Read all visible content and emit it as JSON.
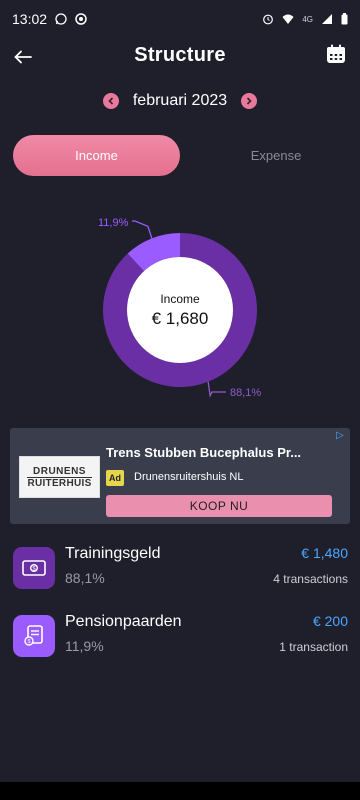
{
  "status": {
    "time": "13:02",
    "network": "4G",
    "left_icons": [
      "whatsapp-icon",
      "chrome-icon"
    ],
    "right_icons": [
      "alarm-icon",
      "wifi-icon",
      "signal-icon",
      "battery-icon"
    ]
  },
  "header": {
    "title": "Structure",
    "back_icon": "back-arrow-icon",
    "calendar_icon": "calendar-icon"
  },
  "period": {
    "label": "februari 2023",
    "prev_icon": "chevron-left-icon",
    "next_icon": "chevron-right-icon"
  },
  "tabs": {
    "income": "Income",
    "expense": "Expense",
    "selected": "income"
  },
  "chart_data": {
    "type": "pie",
    "categories": [
      "Trainingsgeld",
      "Pensionpaarden"
    ],
    "values": [
      1480,
      200
    ],
    "labels": [
      "88,1%",
      "11,9%"
    ],
    "colors": [
      "#6a2fa4",
      "#9b5cff"
    ],
    "center_label": "Income",
    "center_value": "€ 1,680"
  },
  "ad": {
    "title": "Trens Stubben Bucephalus Pr...",
    "badge": "Ad",
    "advertiser": "Drunensruitershuis NL",
    "cta": "KOOP NU",
    "logo_line1": "DRUNENS",
    "logo_line2": "RUITERHUIS"
  },
  "categories": [
    {
      "name": "Trainingsgeld",
      "percent": "88,1%",
      "amount": "€ 1,480",
      "transactions": "4 transactions",
      "icon": "banknote-icon",
      "color": "#6a2fa4"
    },
    {
      "name": "Pensionpaarden",
      "percent": "11,9%",
      "amount": "€ 200",
      "transactions": "1 transaction",
      "icon": "document-icon",
      "color": "#9b5cff"
    }
  ]
}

▶ **Problem**
Transcribe the records above exactly as they appear, leaving out any pictures.

▶ **Output for this task**
Read all visible content and emit it as JSON.
{
  "status": {
    "time": "13:02",
    "network": "4G",
    "left_icons": [
      "whatsapp-icon",
      "chrome-icon"
    ],
    "right_icons": [
      "alarm-icon",
      "wifi-icon",
      "signal-icon",
      "battery-icon"
    ]
  },
  "header": {
    "title": "Structure",
    "back_icon": "back-arrow-icon",
    "calendar_icon": "calendar-icon"
  },
  "period": {
    "label": "februari 2023",
    "prev_icon": "chevron-left-icon",
    "next_icon": "chevron-right-icon"
  },
  "tabs": {
    "income": "Income",
    "expense": "Expense",
    "selected": "income"
  },
  "chart_data": {
    "type": "pie",
    "categories": [
      "Trainingsgeld",
      "Pensionpaarden"
    ],
    "values": [
      1480,
      200
    ],
    "labels": [
      "88,1%",
      "11,9%"
    ],
    "colors": [
      "#6a2fa4",
      "#9b5cff"
    ],
    "center_label": "Income",
    "center_value": "€ 1,680"
  },
  "ad": {
    "title": "Trens Stubben Bucephalus Pr...",
    "badge": "Ad",
    "advertiser": "Drunensruitershuis NL",
    "cta": "KOOP NU",
    "logo_line1": "DRUNENS",
    "logo_line2": "RUITERHUIS"
  },
  "categories": [
    {
      "name": "Trainingsgeld",
      "percent": "88,1%",
      "amount": "€ 1,480",
      "transactions": "4 transactions",
      "icon": "banknote-icon",
      "color": "#6a2fa4"
    },
    {
      "name": "Pensionpaarden",
      "percent": "11,9%",
      "amount": "€ 200",
      "transactions": "1 transaction",
      "icon": "document-icon",
      "color": "#9b5cff"
    }
  ]
}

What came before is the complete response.